- **DATA SHOWN**:
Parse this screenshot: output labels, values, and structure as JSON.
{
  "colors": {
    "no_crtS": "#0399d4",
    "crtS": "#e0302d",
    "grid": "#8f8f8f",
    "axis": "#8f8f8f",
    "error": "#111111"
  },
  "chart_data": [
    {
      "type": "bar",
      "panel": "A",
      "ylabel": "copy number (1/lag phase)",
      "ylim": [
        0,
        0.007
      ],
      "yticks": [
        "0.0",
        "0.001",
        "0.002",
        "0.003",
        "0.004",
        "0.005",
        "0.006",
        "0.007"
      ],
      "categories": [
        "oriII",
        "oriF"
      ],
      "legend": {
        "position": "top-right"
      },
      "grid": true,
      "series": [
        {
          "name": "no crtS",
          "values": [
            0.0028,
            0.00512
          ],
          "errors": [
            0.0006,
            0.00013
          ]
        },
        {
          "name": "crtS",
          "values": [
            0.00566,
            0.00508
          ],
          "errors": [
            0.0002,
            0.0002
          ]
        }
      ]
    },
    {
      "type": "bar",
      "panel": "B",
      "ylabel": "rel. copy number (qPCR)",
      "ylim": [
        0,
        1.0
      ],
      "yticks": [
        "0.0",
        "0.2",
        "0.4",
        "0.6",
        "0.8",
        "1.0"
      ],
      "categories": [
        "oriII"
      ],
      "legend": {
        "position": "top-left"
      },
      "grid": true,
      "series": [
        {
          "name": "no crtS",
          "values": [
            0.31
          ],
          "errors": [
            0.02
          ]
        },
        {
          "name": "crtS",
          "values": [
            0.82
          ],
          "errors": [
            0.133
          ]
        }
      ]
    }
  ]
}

- **WHAT IS NEEDED**: Transcribe each entry exactly.

- **FINAL RESULT**:
Parse this screenshot: output labels, values, and structure as JSON.
{
  "colors": {
    "no_crtS": "#0399d4",
    "crtS": "#e0302d",
    "grid": "#8f8f8f",
    "axis": "#8f8f8f",
    "error": "#111111"
  },
  "chart_data": [
    {
      "type": "bar",
      "panel": "A",
      "ylabel": "copy number (1/lag phase)",
      "ylim": [
        0,
        0.007
      ],
      "yticks": [
        "0.0",
        "0.001",
        "0.002",
        "0.003",
        "0.004",
        "0.005",
        "0.006",
        "0.007"
      ],
      "categories": [
        "oriII",
        "oriF"
      ],
      "legend": {
        "position": "top-right"
      },
      "grid": true,
      "series": [
        {
          "name": "no crtS",
          "values": [
            0.0028,
            0.00512
          ],
          "errors": [
            0.0006,
            0.00013
          ]
        },
        {
          "name": "crtS",
          "values": [
            0.00566,
            0.00508
          ],
          "errors": [
            0.0002,
            0.0002
          ]
        }
      ]
    },
    {
      "type": "bar",
      "panel": "B",
      "ylabel": "rel. copy number (qPCR)",
      "ylim": [
        0,
        1.0
      ],
      "yticks": [
        "0.0",
        "0.2",
        "0.4",
        "0.6",
        "0.8",
        "1.0"
      ],
      "categories": [
        "oriII"
      ],
      "legend": {
        "position": "top-left"
      },
      "grid": true,
      "series": [
        {
          "name": "no crtS",
          "values": [
            0.31
          ],
          "errors": [
            0.02
          ]
        },
        {
          "name": "crtS",
          "values": [
            0.82
          ],
          "errors": [
            0.133
          ]
        }
      ]
    }
  ]
}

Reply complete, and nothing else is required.